#### GIVEN RECORDS ####

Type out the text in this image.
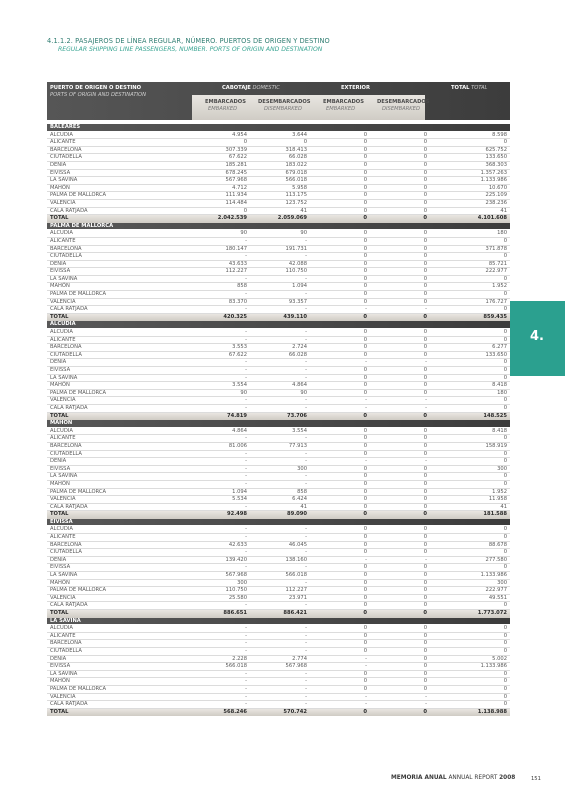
4.1.1.2. PASAJEROS DE LÍNEA REGULAR, NÚMERO. PUERTOS DE ORIGEN Y DESTINO
REGULAR SHIPPING LINE PASSENGERS, NUMBER. PORTS OF ORIGIN AND DESTINATION
PUERTO DE ORIGEN O DESTINO
PORTS OF ORIGIN AND DESTINATION
CABOTAJE DOMESTIC	EXTERIOR	TOTAL TOTAL
EMBARCADOS
EMBARKED
DESEMBARCADOS
DISEMBARKED
EMBARCADOS
EMBARKED
DESEMBARCADOS
DISEMBARKED
BALEARES
ALCUDIA	4.954	3.644	0	0	8.598
ALICANTE	0	0	0	0	0
BARCELONA	307.339	318.413	0	0	625.752
CIUTADELLA	67.622	66.028	0	0	133.650
DENIA	185.281	183.022	0	0	368.303
EIVISSA	678.245	679.018	0	0	1.357.263
LA SAVINA	567.968	566.018	0	0	1.133.986
MAHÓN	4.712	5.958	0	0	10.670
PALMA DE MALLORCA	111.934	113.175	0	0	225.109
VALENCIA	114.484	123.752	0	0	238.236
CALA RATJADA	0	41	0	0	41
TOTAL	2.042.539	2.059.069	0	0	4.101.608
PALMA DE MALLORCA
ALCUDIA	90	90	0	0	180
ALICANTE	-	-	0	0	0
BARCELONA	180.147	191.731	0	0	371.878
CIUTADELLA	-	-	0	0	0
DENIA	43.633	42.088	0	0	85.721
EIVISSA	112.227	110.750	0	0	222.977
LA SAVINA	-	-	0	0	0
MAHÓN	858	1.094	0	0	1.952
PALMA DE MALLORCA	-	-	0	0	0
VALENCIA	83.370	93.357	0	0	176.727
CALA RATJADA	-	-	-	-	0
TOTAL	420.325	439.110	0	0	859.435
ALCUDIA
ALCUDIA	-	-	0	0	0
ALICANTE	-	-	0	0	0
BARCELONA	3.553	2.724	0	0	6.277
CIUTADELLA	67.622	66.028	0	0	133.650
DENIA	-	-	-	-	0
EIVISSA	-	-	0	0	0
LA SAVINA	-	-	0	0	0
MAHÓN	3.554	4.864	0	0	8.418
PALMA DE MALLORCA	90	90	0	0	180
VALENCIA	-	-	-	-	0
CALA RATJADA	-	-	-	-	0
TOTAL	74.819	73.706	0	0	148.525
MAHÓN
ALCUDIA	4.864	3.554	0	0	8.418
ALICANTE	-	-	0	0	0
BARCELONA	81.006	77.913	0	0	158.919
CIUTADELLA	-	-	0	0	0
DENIA	-	-	-	-	0
EIVISSA	-	300	0	0	300
LA SAVINA	-	-	0	0	0
MAHÓN	-	-	0	0	0
PALMA DE MALLORCA	1.094	858	0	0	1.952
VALENCIA	5.534	6.424	0	0	11.958
CALA RATJADA	-	41	0	0	41
TOTAL	92.498	89.090	0	0	181.588
EIVISSA
ALCUDIA	-	-	0	0	0
ALICANTE	-	-	0	0	0
BARCELONA	42.633	46.045	0	0	88.678
CIUTADELLA	-	-	0	0	0
DENIA	139.420	138.160	-	-	277.580
EIVISSA	-	-	0	0	0
LA SAVINA	567.968	566.018	0	0	1.133.986
MAHÓN	300	-	0	0	300
PALMA DE MALLORCA	110.750	112.227	0	0	222.977
VALENCIA	25.580	23.971	0	0	49.551
CALA RATJADA	-	-	0	0	0
TOTAL	886.651	886.421	0	0	1.773.072
LA SAVINA
ALCUDIA	-	-	0	0	0
ALICANTE	-	-	0	0	0
BARCELONA	-	-	0	0	0
CIUTADELLA	-	-	0	0	0
DENIA	2.228	2.774	-	0	5.002
EIVISSA	566.018	567.968	-	0	1.133.986
LA SAVINA	-	-	0	0	0
MAHÓN	-	-	0	0	0
PALMA DE MALLORCA	-	-	0	0	0
VALENCIA	-	-	-	-	0
CALA RATJADA	-	-	-	-	0
TOTAL	568.246	570.742	0	0	1.138.988
4.
MEMORIA ANUAL ANNUAL REPORT 2008	151
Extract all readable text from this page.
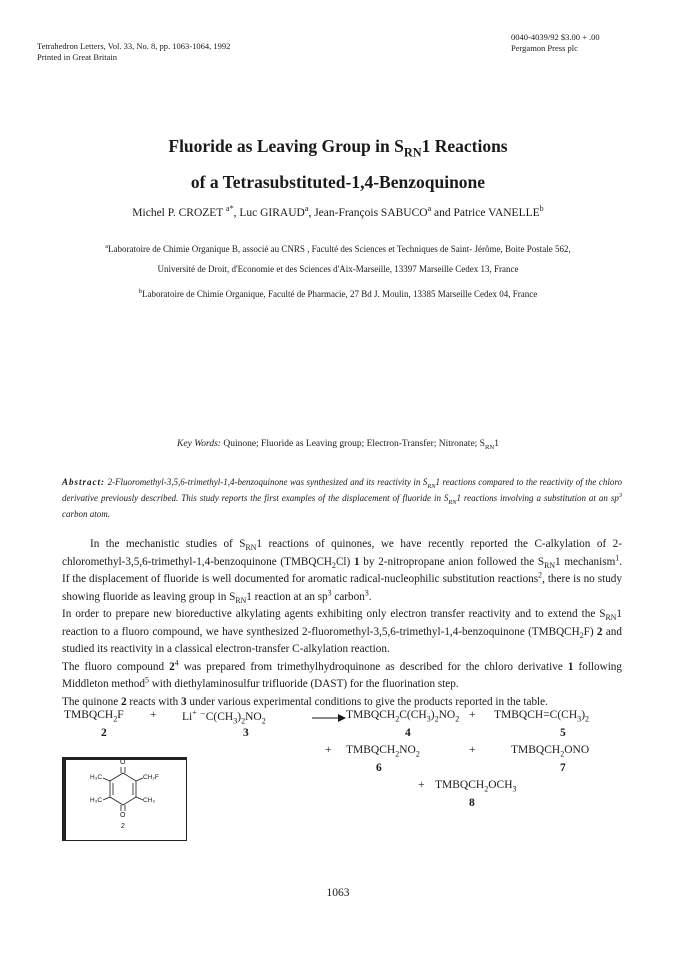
Tetrahedron Letters, Vol. 33, No. 8, pp. 1063-1064, 1992
Printed in Great Britain
0040-4039/92 $3.00 + .00
Pergamon Press plc
Fluoride as Leaving Group in $S_{RN}1$ Reactions
of a Tetrasubstituted-1,4-Benzoquinone
Michel P. CROZET $^{a*}$, Luc GIRAUD$^a$, Jean-François SABUCO$^a$ and Patrice VANELLE$^b$
$^a$Laboratoire de Chimie Organique B, associé au CNRS , Faculté des Sciences et Techniques de Saint- Jérôme, Boite Postale 562,
Université de Droit, d'Economie et des Sciences d'Aix-Marseille, 13397 Marseille Cedex 13, France
$^b$Laboratoire de Chimie Organique, Faculté de Pharmacie, 27 Bd J. Moulin, 13385 Marseille Cedex 04, France
Key Words: Quinone; Fluoride as Leaving group; Electron-Transfer; Nitronate; $S_{RN}1$
Abstract: 2-Fluoromethyl-3,5,6-trimethyl-1,4-benzoquinone was synthesized and its reactivity in $S_{RN}1$ reactions compared to the reactivity of the chloro derivative previously described. This study reports the first examples of the displacement of fluoride in $S_{RN}1$ reactions involving a substitution at an $sp^3$ carbon atom.

In the mechanistic studies of $S_{RN}1$ reactions of quinones, we have recently reported the C-alkylation of 2-chloromethyl-3,5,6-trimethyl-1,4-benzoquinone $(TMBQCH_2Cl)$ 1 by 2-nitropropane anion followed the $S_{RN}1$ mechanism$^1$. If the displacement of fluoride is well documented for aromatic radical-nucleophilic substitution reactions$^2$, there is no study showing fluoride as leaving group in $S_{RN}1$ reaction at an $sp^3$ carbon$^3$.

In order to prepare new bioreductive alkylating agents exhibiting only electron transfer reactivity and to extend the $S_{RN}1$ reaction to a fluoro compound, we have synthesized 2-fluoromethyl-3,5,6-trimethyl-1,4-benzoquinone $(TMBQCH_2F)$ 2 and studied its reactivity in a classical electron-transfer C-alkylation reaction.

The fluoro compound $2^4$ was prepared from trimethylhydroquinone as described for the chloro derivative 1 following Middleton method$^5$ with diethylaminosulfur trifluoride (DAST) for the fluorination step.

The quinone 2 reacts with 3 under various experimental conditions to give the products reported in the table.

$TMBQCH_2F + Li^+$ $^-C(CH_3)_2NO_2$	→ $TMBQCH_2C(CH_3)_2NO_2$ + $TMBQCH=C(CH_3)_2$
2	3	4	5
+ $TMBQCH_2NO_2$	+	$TMBQCH_2ONO$
6	7
+ $TMBQCH_2OCH_3$
8
O
O
H₃C	CH₂F
H₃C	CH₃
2
1063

####

Reproduce the entries above without change, omitting all pictures.

_WORKED ANSWER:_
Type out the text in this image.
4.1.1.2. PASAJEROS DE LÍNEA REGULAR, NÚMERO. PUERTOS DE ORIGEN Y DESTINO
REGULAR SHIPPING LINE PASSENGERS, NUMBER. PORTS OF ORIGIN AND DESTINATION
PUERTO DE ORIGEN O DESTINO
PORTS OF ORIGIN AND DESTINATION
CABOTAJE DOMESTIC	EXTERIOR	TOTAL TOTAL
EMBARCADOS
EMBARKED
DESEMBARCADOS
DISEMBARKED
EMBARCADOS
EMBARKED
DESEMBARCADOS
DISEMBARKED
BALEARES
ALCUDIA	4.954	3.644	0	0	8.598
ALICANTE	0	0	0	0	0
BARCELONA	307.339	318.413	0	0	625.752
CIUTADELLA	67.622	66.028	0	0	133.650
DENIA	185.281	183.022	0	0	368.303
EIVISSA	678.245	679.018	0	0	1.357.263
LA SAVINA	567.968	566.018	0	0	1.133.986
MAHÓN	4.712	5.958	0	0	10.670
PALMA DE MALLORCA	111.934	113.175	0	0	225.109
VALENCIA	114.484	123.752	0	0	238.236
CALA RATJADA	0	41	0	0	41
TOTAL	2.042.539	2.059.069	0	0	4.101.608
PALMA DE MALLORCA
ALCUDIA	90	90	0	0	180
ALICANTE	-	-	0	0	0
BARCELONA	180.147	191.731	0	0	371.878
CIUTADELLA	-	-	0	0	0
DENIA	43.633	42.088	0	0	85.721
EIVISSA	112.227	110.750	0	0	222.977
LA SAVINA	-	-	0	0	0
MAHÓN	858	1.094	0	0	1.952
PALMA DE MALLORCA	-	-	0	0	0
VALENCIA	83.370	93.357	0	0	176.727
CALA RATJADA	-	-	-	-	0
TOTAL	420.325	439.110	0	0	859.435
ALCUDIA
ALCUDIA	-	-	0	0	0
ALICANTE	-	-	0	0	0
BARCELONA	3.553	2.724	0	0	6.277
CIUTADELLA	67.622	66.028	0	0	133.650
DENIA	-	-	-	-	0
EIVISSA	-	-	0	0	0
LA SAVINA	-	-	0	0	0
MAHÓN	3.554	4.864	0	0	8.418
PALMA DE MALLORCA	90	90	0	0	180
VALENCIA	-	-	-	-	0
CALA RATJADA	-	-	-	-	0
TOTAL	74.819	73.706	0	0	148.525
MAHÓN
ALCUDIA	4.864	3.554	0	0	8.418
ALICANTE	-	-	0	0	0
BARCELONA	81.006	77.913	0	0	158.919
CIUTADELLA	-	-	0	0	0
DENIA	-	-	-	-	0
EIVISSA	-	300	0	0	300
LA SAVINA	-	-	0	0	0
MAHÓN	-	-	0	0	0
PALMA DE MALLORCA	1.094	858	0	0	1.952
VALENCIA	5.534	6.424	0	0	11.958
CALA RATJADA	-	41	0	0	41
TOTAL	92.498	89.090	0	0	181.588
EIVISSA
ALCUDIA	-	-	0	0	0
ALICANTE	-	-	0	0	0
BARCELONA	42.633	46.045	0	0	88.678
CIUTADELLA	-	-	0	0	0
DENIA	139.420	138.160	-	-	277.580
EIVISSA	-	-	0	0	0
LA SAVINA	567.968	566.018	0	0	1.133.986
MAHÓN	300	-	0	0	300
PALMA DE MALLORCA	110.750	112.227	0	0	222.977
VALENCIA	25.580	23.971	0	0	49.551
CALA RATJADA	-	-	0	0	0
TOTAL	886.651	886.421	0	0	1.773.072
LA SAVINA
ALCUDIA	-	-	0	0	0
ALICANTE	-	-	0	0	0
BARCELONA	-	-	0	0	0
CIUTADELLA	-	-	0	0	0
DENIA	2.228	2.774	-	0	5.002
EIVISSA	566.018	567.968	-	0	1.133.986
LA SAVINA	-	-	0	0	0
MAHÓN	-	-	0	0	0
PALMA DE MALLORCA	-	-	0	0	0
VALENCIA	-	-	-	-	0
CALA RATJADA	-	-	-	-	0
TOTAL	568.246	570.742	0	0	1.138.988
4.
MEMORIA ANUAL ANNUAL REPORT 2008	151
Extract all readable text from this page.
Tetrahedron Letters, Vol. 33, No. 8, pp. 1063-1064, 1992
Printed in Great Britain
0040-4039/92 $3.00 + .00
Pergamon Press plc
Fluoride as Leaving Group in $S_{RN}1$ Reactions
of a Tetrasubstituted-1,4-Benzoquinone
Michel P. CROZET $^{a*}$, Luc GIRAUD$^a$, Jean-François SABUCO$^a$ and Patrice VANELLE$^b$
$^a$Laboratoire de Chimie Organique B, associé au CNRS , Faculté des Sciences et Techniques de Saint- Jérôme, Boite Postale 562,
Université de Droit, d'Economie et des Sciences d'Aix-Marseille, 13397 Marseille Cedex 13, France
$^b$Laboratoire de Chimie Organique, Faculté de Pharmacie, 27 Bd J. Moulin, 13385 Marseille Cedex 04, France
Key Words: Quinone; Fluoride as Leaving group; Electron-Transfer; Nitronate; $S_{RN}1$
Abstract: 2-Fluoromethyl-3,5,6-trimethyl-1,4-benzoquinone was synthesized and its reactivity in $S_{RN}1$ reactions compared to the reactivity of the chloro derivative previously described. This study reports the first examples of the displacement of fluoride in $S_{RN}1$ reactions involving a substitution at an $sp^3$ carbon atom.

In the mechanistic studies of $S_{RN}1$ reactions of quinones, we have recently reported the C-alkylation of 2-chloromethyl-3,5,6-trimethyl-1,4-benzoquinone $(TMBQCH_2Cl)$ 1 by 2-nitropropane anion followed the $S_{RN}1$ mechanism$^1$. If the displacement of fluoride is well documented for aromatic radical-nucleophilic substitution reactions$^2$, there is no study showing fluoride as leaving group in $S_{RN}1$ reaction at an $sp^3$ carbon$^3$.

In order to prepare new bioreductive alkylating agents exhibiting only electron transfer reactivity and to extend the $S_{RN}1$ reaction to a fluoro compound, we have synthesized 2-fluoromethyl-3,5,6-trimethyl-1,4-benzoquinone $(TMBQCH_2F)$ 2 and studied its reactivity in a classical electron-transfer C-alkylation reaction.

The fluoro compound $2^4$ was prepared from trimethylhydroquinone as described for the chloro derivative 1 following Middleton method$^5$ with diethylaminosulfur trifluoride (DAST) for the fluorination step.

The quinone 2 reacts with 3 under various experimental conditions to give the products reported in the table.

$TMBQCH_2F + Li^+$ $^-C(CH_3)_2NO_2$	→ $TMBQCH_2C(CH_3)_2NO_2$ + $TMBQCH=C(CH_3)_2$
2	3	4	5
+ $TMBQCH_2NO_2$	+	$TMBQCH_2ONO$
6	7
+ $TMBQCH_2OCH_3$
8
O
O
H₃C	CH₂F
H₃C	CH₃
2
1063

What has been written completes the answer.